*Dataset*.
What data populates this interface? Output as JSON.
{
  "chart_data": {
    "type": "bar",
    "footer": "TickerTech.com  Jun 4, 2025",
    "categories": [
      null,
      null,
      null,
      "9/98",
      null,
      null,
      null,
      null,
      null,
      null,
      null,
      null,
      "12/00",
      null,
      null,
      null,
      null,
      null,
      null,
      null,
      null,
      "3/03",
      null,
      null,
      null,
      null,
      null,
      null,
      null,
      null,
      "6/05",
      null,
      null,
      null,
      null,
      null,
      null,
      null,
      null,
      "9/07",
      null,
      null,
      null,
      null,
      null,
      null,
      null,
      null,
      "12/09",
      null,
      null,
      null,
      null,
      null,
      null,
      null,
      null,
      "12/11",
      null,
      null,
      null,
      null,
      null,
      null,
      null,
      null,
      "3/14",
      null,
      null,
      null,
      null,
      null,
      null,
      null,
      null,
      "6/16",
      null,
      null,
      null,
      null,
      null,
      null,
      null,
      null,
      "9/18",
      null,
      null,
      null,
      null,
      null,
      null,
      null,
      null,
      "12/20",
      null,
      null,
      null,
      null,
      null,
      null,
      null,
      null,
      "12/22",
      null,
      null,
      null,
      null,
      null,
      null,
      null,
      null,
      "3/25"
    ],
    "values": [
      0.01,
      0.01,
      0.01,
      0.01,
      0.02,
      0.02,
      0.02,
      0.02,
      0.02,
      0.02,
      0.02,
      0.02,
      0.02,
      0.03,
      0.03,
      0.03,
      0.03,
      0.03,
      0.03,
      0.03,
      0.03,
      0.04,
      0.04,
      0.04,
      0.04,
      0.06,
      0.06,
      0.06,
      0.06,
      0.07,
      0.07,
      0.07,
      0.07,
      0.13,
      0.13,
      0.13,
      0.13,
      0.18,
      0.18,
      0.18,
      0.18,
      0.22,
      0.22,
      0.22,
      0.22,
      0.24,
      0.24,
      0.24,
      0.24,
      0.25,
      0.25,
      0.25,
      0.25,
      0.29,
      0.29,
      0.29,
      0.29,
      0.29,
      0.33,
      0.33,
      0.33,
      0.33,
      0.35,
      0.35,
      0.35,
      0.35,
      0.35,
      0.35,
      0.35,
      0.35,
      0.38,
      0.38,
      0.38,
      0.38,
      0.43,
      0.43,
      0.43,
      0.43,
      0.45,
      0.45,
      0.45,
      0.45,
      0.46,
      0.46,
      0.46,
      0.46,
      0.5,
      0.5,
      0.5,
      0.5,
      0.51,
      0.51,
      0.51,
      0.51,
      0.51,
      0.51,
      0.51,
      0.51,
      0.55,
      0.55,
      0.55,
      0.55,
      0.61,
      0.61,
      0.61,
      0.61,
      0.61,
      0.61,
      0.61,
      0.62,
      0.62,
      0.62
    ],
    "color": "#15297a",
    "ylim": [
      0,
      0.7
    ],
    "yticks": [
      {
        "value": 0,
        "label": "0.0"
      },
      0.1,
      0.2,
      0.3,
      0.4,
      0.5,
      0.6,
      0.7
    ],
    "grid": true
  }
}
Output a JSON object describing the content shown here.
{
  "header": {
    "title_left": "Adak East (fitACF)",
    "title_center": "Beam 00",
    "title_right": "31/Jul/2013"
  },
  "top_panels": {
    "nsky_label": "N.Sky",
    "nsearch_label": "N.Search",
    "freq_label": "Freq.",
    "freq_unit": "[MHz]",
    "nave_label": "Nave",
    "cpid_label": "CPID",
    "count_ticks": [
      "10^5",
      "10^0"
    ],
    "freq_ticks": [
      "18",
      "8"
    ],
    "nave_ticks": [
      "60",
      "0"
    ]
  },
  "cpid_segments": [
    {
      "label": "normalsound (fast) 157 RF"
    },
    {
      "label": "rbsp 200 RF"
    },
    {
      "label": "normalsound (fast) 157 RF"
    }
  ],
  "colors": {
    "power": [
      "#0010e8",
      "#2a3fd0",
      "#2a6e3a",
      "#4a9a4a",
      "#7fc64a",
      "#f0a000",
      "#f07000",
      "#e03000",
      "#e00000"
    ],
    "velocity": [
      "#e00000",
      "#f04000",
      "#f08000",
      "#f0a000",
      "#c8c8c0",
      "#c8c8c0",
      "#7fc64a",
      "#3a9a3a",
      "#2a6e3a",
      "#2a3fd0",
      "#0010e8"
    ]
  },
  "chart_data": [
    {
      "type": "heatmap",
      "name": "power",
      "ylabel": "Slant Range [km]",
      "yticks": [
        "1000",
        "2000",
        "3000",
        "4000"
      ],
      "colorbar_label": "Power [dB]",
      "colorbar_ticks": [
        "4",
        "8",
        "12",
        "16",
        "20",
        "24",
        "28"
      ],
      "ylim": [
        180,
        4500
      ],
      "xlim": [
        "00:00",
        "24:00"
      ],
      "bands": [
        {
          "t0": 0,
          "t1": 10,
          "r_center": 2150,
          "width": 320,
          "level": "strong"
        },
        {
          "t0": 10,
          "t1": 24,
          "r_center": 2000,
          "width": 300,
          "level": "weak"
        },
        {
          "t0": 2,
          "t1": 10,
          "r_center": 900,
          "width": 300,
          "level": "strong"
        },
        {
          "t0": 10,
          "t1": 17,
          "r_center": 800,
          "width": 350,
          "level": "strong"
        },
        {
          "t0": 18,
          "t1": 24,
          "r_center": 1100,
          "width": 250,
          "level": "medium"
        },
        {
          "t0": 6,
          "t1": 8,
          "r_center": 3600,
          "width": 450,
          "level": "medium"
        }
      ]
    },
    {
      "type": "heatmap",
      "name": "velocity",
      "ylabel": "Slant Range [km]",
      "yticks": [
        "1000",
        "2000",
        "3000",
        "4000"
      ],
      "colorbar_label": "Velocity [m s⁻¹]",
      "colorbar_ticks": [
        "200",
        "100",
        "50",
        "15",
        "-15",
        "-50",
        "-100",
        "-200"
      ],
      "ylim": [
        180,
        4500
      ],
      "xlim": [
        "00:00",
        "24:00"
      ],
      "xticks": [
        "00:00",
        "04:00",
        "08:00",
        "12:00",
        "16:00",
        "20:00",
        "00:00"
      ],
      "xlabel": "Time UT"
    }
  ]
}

* * *

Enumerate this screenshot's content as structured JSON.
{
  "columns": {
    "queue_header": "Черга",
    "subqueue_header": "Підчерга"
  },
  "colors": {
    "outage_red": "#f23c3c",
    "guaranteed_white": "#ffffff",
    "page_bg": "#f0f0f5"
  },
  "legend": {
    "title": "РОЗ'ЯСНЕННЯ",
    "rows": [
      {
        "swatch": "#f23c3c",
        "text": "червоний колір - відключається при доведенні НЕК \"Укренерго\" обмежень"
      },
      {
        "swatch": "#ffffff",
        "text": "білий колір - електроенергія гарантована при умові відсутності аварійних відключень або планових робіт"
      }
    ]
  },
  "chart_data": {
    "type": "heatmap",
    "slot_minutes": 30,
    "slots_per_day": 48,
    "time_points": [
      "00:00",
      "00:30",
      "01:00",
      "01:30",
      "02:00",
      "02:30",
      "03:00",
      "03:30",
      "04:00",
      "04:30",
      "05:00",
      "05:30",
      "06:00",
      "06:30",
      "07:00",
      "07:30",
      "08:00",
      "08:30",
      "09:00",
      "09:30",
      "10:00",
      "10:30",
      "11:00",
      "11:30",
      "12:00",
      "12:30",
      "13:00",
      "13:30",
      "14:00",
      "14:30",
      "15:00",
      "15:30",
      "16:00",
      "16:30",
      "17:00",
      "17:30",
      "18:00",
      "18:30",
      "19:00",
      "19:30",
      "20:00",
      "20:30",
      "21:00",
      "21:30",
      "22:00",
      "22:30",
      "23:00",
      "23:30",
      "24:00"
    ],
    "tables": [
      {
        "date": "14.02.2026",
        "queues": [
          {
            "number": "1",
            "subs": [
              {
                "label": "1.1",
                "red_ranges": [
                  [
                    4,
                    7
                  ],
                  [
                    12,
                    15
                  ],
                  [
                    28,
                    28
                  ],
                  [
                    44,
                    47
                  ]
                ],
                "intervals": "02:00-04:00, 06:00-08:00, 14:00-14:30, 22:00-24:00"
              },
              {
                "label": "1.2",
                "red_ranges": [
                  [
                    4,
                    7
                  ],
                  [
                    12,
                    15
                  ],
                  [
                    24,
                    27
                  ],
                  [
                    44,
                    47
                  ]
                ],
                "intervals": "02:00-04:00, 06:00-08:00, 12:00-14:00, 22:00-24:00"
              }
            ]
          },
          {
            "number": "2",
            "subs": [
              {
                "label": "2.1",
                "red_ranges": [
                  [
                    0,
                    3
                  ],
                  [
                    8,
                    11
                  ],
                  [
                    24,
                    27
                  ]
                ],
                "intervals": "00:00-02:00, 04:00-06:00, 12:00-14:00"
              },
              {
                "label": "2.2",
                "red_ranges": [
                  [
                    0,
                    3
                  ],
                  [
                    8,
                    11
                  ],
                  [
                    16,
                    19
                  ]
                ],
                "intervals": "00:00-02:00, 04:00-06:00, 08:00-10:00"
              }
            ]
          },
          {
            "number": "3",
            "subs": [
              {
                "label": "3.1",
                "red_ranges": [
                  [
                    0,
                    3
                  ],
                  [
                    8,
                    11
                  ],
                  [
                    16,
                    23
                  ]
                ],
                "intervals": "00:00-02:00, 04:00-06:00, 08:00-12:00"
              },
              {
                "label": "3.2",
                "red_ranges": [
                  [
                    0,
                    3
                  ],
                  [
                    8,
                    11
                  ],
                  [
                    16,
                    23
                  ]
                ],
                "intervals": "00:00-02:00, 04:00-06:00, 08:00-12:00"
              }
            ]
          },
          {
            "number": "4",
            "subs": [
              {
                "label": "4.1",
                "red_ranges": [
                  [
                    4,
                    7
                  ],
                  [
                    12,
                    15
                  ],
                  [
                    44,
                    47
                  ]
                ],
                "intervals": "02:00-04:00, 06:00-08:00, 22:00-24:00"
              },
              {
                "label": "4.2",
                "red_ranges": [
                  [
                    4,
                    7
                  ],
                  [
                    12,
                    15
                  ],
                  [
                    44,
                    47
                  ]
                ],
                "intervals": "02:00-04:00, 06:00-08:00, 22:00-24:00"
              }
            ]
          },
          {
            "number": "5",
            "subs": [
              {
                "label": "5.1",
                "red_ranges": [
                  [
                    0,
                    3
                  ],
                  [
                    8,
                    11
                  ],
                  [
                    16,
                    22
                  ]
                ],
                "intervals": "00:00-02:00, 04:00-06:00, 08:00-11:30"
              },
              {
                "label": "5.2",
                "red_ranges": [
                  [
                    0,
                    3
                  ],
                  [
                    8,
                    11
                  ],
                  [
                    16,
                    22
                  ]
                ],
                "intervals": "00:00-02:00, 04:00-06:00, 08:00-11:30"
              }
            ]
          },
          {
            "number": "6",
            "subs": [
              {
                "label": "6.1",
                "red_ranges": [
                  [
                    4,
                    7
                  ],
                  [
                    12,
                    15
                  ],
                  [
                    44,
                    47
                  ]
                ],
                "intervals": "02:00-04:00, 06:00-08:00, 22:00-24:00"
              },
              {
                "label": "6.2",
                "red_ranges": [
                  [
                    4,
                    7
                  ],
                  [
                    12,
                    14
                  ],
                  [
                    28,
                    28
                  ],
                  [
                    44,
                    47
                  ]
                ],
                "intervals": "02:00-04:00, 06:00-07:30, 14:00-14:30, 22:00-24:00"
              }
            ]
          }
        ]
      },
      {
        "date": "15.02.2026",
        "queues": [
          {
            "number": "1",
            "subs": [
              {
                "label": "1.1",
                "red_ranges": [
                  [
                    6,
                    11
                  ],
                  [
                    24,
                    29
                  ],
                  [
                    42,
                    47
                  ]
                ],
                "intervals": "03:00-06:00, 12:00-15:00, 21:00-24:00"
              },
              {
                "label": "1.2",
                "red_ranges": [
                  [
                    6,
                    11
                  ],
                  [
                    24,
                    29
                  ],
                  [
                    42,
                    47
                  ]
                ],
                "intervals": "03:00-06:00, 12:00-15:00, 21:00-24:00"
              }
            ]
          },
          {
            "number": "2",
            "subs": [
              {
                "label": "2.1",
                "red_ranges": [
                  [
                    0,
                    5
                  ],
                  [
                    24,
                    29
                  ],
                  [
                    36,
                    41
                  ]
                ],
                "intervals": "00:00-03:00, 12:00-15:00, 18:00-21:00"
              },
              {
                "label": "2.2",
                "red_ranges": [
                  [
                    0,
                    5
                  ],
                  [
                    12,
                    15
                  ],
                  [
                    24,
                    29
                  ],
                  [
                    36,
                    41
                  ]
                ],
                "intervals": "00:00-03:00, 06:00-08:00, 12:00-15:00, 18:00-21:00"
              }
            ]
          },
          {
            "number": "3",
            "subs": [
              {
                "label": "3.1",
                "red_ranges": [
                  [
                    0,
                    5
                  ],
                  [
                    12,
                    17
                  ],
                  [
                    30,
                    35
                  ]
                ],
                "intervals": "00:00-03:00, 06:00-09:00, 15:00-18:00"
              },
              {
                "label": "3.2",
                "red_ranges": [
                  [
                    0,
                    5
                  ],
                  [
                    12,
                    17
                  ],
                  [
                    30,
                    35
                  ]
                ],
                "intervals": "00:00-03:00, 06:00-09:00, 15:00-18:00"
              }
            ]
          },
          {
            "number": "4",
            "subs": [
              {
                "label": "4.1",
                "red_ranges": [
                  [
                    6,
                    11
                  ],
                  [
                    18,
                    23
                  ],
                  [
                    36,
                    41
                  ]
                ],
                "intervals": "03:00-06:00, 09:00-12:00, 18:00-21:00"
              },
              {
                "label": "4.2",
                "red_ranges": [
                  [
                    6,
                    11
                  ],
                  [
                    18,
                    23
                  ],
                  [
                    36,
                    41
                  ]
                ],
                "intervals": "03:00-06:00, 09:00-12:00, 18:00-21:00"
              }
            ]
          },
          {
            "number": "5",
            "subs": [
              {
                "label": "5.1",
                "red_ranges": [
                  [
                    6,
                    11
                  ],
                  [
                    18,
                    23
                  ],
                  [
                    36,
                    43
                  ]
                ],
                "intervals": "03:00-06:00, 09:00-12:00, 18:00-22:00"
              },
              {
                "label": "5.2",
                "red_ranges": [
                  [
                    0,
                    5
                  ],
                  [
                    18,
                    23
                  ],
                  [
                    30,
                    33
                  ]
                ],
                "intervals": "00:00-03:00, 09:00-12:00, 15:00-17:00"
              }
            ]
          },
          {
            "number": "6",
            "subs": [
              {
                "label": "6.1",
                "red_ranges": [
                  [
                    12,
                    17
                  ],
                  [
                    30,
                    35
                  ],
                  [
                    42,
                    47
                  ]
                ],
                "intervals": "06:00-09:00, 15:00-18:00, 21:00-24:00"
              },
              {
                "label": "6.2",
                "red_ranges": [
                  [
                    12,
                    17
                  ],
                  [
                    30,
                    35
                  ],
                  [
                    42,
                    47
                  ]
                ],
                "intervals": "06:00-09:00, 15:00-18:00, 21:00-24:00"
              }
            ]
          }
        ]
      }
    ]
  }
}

==

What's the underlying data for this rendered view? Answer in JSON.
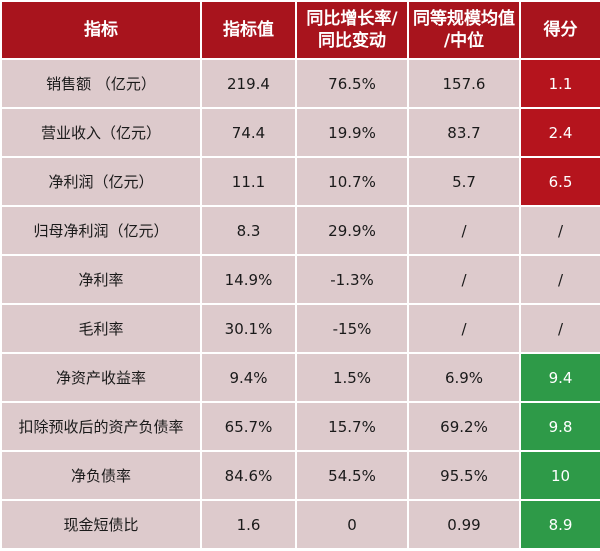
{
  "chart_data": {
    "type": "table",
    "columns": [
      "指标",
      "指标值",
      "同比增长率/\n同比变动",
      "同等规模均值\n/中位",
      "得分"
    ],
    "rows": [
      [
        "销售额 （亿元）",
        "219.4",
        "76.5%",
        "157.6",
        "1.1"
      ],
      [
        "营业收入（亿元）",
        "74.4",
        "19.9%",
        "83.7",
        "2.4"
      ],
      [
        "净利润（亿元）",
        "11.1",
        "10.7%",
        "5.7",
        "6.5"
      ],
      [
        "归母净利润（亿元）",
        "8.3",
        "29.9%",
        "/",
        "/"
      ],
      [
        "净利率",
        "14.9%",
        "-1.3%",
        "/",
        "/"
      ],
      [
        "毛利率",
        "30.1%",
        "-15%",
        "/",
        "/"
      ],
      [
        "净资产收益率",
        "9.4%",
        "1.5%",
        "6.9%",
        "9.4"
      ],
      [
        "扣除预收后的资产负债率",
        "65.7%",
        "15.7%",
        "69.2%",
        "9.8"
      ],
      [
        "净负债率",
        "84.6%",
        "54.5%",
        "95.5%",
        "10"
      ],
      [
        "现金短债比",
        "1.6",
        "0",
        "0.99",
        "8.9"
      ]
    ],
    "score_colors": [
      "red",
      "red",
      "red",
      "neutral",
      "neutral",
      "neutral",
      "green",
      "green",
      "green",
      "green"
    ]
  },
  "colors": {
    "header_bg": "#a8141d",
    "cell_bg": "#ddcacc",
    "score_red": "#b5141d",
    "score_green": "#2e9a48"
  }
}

*Exercise task*. Tally the lines of the records holding the word "ffffff", then state only the tally.

*Solution to the problem*. 2